Write out the records below word for word, please.

## BEGIN Provided data

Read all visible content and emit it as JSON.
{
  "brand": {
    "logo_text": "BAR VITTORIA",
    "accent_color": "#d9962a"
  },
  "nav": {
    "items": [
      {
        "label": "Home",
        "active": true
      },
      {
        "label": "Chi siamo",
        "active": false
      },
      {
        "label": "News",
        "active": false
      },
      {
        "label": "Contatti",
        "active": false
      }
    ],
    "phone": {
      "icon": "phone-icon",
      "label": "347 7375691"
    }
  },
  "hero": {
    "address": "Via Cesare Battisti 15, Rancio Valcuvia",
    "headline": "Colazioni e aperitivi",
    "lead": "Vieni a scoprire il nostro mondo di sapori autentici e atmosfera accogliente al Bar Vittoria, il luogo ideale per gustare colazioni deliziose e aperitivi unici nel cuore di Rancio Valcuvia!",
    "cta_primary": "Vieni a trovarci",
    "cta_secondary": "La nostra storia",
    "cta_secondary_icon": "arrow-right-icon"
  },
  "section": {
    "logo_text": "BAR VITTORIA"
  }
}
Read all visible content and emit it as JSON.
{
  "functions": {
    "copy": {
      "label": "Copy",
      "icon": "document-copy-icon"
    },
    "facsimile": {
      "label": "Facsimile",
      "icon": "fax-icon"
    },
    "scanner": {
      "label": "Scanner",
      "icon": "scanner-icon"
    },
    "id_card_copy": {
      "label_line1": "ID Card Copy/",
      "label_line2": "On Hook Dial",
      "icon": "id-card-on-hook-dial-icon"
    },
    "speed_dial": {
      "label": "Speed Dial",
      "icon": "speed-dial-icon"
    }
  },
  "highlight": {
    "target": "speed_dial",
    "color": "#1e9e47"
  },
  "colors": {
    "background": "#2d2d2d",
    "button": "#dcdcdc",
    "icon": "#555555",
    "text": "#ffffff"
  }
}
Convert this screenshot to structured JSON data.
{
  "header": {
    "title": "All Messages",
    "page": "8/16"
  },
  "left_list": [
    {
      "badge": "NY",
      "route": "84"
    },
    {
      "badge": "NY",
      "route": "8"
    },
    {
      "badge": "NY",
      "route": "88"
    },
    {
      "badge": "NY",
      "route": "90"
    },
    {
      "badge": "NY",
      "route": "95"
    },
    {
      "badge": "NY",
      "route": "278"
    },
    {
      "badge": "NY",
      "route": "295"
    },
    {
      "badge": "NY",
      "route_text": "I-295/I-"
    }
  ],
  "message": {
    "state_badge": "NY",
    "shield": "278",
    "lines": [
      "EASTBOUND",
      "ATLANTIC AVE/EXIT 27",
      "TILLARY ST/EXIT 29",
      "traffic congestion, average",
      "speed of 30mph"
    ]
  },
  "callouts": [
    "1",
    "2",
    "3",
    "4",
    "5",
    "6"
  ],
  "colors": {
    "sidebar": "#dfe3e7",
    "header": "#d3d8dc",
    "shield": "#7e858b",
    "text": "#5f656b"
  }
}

## END Provided data

* [Written solution]
Read all visible content and emit it as JSON.
{
  "brand": {
    "logo_text": "BAR VITTORIA",
    "accent_color": "#d9962a"
  },
  "nav": {
    "items": [
      {
        "label": "Home",
        "active": true
      },
      {
        "label": "Chi siamo",
        "active": false
      },
      {
        "label": "News",
        "active": false
      },
      {
        "label": "Contatti",
        "active": false
      }
    ],
    "phone": {
      "icon": "phone-icon",
      "label": "347 7375691"
    }
  },
  "hero": {
    "address": "Via Cesare Battisti 15, Rancio Valcuvia",
    "headline": "Colazioni e aperitivi",
    "lead": "Vieni a scoprire il nostro mondo di sapori autentici e atmosfera accogliente al Bar Vittoria, il luogo ideale per gustare colazioni deliziose e aperitivi unici nel cuore di Rancio Valcuvia!",
    "cta_primary": "Vieni a trovarci",
    "cta_secondary": "La nostra storia",
    "cta_secondary_icon": "arrow-right-icon"
  },
  "section": {
    "logo_text": "BAR VITTORIA"
  }
}
Read all visible content and emit it as JSON.
{
  "functions": {
    "copy": {
      "label": "Copy",
      "icon": "document-copy-icon"
    },
    "facsimile": {
      "label": "Facsimile",
      "icon": "fax-icon"
    },
    "scanner": {
      "label": "Scanner",
      "icon": "scanner-icon"
    },
    "id_card_copy": {
      "label_line1": "ID Card Copy/",
      "label_line2": "On Hook Dial",
      "icon": "id-card-on-hook-dial-icon"
    },
    "speed_dial": {
      "label": "Speed Dial",
      "icon": "speed-dial-icon"
    }
  },
  "highlight": {
    "target": "speed_dial",
    "color": "#1e9e47"
  },
  "colors": {
    "background": "#2d2d2d",
    "button": "#dcdcdc",
    "icon": "#555555",
    "text": "#ffffff"
  }
}
Convert this screenshot to structured JSON data.
{
  "header": {
    "title": "All Messages",
    "page": "8/16"
  },
  "left_list": [
    {
      "badge": "NY",
      "route": "84"
    },
    {
      "badge": "NY",
      "route": "8"
    },
    {
      "badge": "NY",
      "route": "88"
    },
    {
      "badge": "NY",
      "route": "90"
    },
    {
      "badge": "NY",
      "route": "95"
    },
    {
      "badge": "NY",
      "route": "278"
    },
    {
      "badge": "NY",
      "route": "295"
    },
    {
      "badge": "NY",
      "route_text": "I-295/I-"
    }
  ],
  "message": {
    "state_badge": "NY",
    "shield": "278",
    "lines": [
      "EASTBOUND",
      "ATLANTIC AVE/EXIT 27",
      "TILLARY ST/EXIT 29",
      "traffic congestion, average",
      "speed of 30mph"
    ]
  },
  "callouts": [
    "1",
    "2",
    "3",
    "4",
    "5",
    "6"
  ],
  "colors": {
    "sidebar": "#dfe3e7",
    "header": "#d3d8dc",
    "shield": "#7e858b",
    "text": "#5f656b"
  }
}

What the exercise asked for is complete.